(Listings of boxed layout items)
===

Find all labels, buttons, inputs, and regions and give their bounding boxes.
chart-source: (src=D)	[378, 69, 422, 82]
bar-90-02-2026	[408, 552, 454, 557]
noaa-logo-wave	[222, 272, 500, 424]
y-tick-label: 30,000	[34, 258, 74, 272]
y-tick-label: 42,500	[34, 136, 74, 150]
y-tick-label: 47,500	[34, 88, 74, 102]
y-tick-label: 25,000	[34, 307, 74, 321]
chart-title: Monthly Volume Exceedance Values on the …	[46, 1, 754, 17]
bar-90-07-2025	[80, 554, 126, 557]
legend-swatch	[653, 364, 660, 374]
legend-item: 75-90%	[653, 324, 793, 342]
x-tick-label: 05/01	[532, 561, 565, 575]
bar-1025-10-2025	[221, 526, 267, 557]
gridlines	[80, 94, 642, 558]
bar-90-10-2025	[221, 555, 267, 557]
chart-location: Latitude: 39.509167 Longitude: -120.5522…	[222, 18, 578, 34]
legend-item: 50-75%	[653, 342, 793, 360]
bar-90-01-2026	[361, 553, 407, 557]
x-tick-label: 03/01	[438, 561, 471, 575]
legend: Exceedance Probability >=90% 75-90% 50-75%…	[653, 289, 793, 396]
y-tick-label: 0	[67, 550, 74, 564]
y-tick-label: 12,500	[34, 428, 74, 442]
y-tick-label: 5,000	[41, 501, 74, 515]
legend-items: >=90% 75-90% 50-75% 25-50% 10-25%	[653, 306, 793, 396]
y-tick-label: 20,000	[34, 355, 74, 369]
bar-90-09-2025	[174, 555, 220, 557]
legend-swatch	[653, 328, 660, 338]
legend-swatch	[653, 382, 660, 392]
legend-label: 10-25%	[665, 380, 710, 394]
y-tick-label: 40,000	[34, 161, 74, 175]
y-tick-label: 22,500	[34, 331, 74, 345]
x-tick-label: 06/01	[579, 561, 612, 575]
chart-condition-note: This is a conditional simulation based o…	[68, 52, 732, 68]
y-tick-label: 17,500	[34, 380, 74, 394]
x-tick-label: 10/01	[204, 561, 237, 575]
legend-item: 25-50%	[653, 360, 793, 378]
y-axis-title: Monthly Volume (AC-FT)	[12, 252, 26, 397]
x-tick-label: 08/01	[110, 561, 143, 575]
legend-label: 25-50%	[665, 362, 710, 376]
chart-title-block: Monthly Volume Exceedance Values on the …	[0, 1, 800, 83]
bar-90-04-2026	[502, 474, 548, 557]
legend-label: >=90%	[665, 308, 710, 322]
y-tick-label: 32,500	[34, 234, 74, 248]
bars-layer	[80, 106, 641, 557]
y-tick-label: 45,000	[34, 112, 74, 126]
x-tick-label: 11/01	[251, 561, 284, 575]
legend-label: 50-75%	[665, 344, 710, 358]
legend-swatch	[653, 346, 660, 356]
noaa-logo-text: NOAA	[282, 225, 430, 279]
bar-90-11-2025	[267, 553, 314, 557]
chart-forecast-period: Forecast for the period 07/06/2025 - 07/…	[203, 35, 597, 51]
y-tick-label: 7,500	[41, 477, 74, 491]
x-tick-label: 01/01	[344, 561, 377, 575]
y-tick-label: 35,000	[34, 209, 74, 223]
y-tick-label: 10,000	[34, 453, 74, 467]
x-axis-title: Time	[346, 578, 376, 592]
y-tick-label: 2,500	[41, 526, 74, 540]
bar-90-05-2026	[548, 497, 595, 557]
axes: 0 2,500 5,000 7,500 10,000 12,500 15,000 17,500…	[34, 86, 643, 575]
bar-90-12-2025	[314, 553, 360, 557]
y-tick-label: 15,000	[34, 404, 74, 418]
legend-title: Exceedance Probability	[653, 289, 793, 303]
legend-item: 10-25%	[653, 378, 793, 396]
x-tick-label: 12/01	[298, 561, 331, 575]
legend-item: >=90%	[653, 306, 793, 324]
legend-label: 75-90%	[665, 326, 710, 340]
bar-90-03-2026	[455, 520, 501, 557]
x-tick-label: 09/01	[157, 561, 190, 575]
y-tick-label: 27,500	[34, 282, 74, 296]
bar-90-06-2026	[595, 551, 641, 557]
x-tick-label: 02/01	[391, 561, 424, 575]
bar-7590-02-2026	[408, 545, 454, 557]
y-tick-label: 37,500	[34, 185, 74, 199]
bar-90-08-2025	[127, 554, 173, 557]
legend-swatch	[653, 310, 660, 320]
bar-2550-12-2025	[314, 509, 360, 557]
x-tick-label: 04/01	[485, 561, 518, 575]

===

→ **Given request**
Could you return, character for character, the entries from the very first one through the line containing "y-axis-title: Monthly Volume", including that line?

→ **Response below**
Find all labels, buttons, inputs, and regions and give their bounding boxes.
chart-source: (src=D)	[378, 69, 422, 82]
bar-90-02-2026	[408, 552, 454, 557]
noaa-logo-wave	[222, 272, 500, 424]
y-tick-label: 30,000	[34, 258, 74, 272]
y-tick-label: 42,500	[34, 136, 74, 150]
y-tick-label: 47,500	[34, 88, 74, 102]
y-tick-label: 25,000	[34, 307, 74, 321]
chart-title: Monthly Volume Exceedance Values on the …	[46, 1, 754, 17]
bar-90-07-2025	[80, 554, 126, 557]
legend-swatch	[653, 364, 660, 374]
legend-item: 75-90%	[653, 324, 793, 342]
x-tick-label: 05/01	[532, 561, 565, 575]
bar-1025-10-2025	[221, 526, 267, 557]
gridlines	[80, 94, 642, 558]
bar-90-10-2025	[221, 555, 267, 557]
chart-location: Latitude: 39.509167 Longitude: -120.5522…	[222, 18, 578, 34]
legend-item: 50-75%	[653, 342, 793, 360]
bar-90-01-2026	[361, 553, 407, 557]
x-tick-label: 03/01	[438, 561, 471, 575]
legend: Exceedance Probability >=90% 75-90% 50-75%…	[653, 289, 793, 396]
y-tick-label: 0	[67, 550, 74, 564]
y-tick-label: 12,500	[34, 428, 74, 442]
y-tick-label: 5,000	[41, 501, 74, 515]
legend-items: >=90% 75-90% 50-75% 25-50% 10-25%	[653, 306, 793, 396]
y-tick-label: 20,000	[34, 355, 74, 369]
bar-90-09-2025	[174, 555, 220, 557]
legend-swatch	[653, 328, 660, 338]
legend-swatch	[653, 382, 660, 392]
legend-label: 10-25%	[665, 380, 710, 394]
y-tick-label: 40,000	[34, 161, 74, 175]
y-tick-label: 22,500	[34, 331, 74, 345]
x-tick-label: 06/01	[579, 561, 612, 575]
chart-condition-note: This is a conditional simulation based o…	[68, 52, 732, 68]
y-tick-label: 17,500	[34, 380, 74, 394]
x-tick-label: 10/01	[204, 561, 237, 575]
legend-item: 25-50%	[653, 360, 793, 378]
y-axis-title: Monthly Volume (AC-FT)	[12, 252, 26, 397]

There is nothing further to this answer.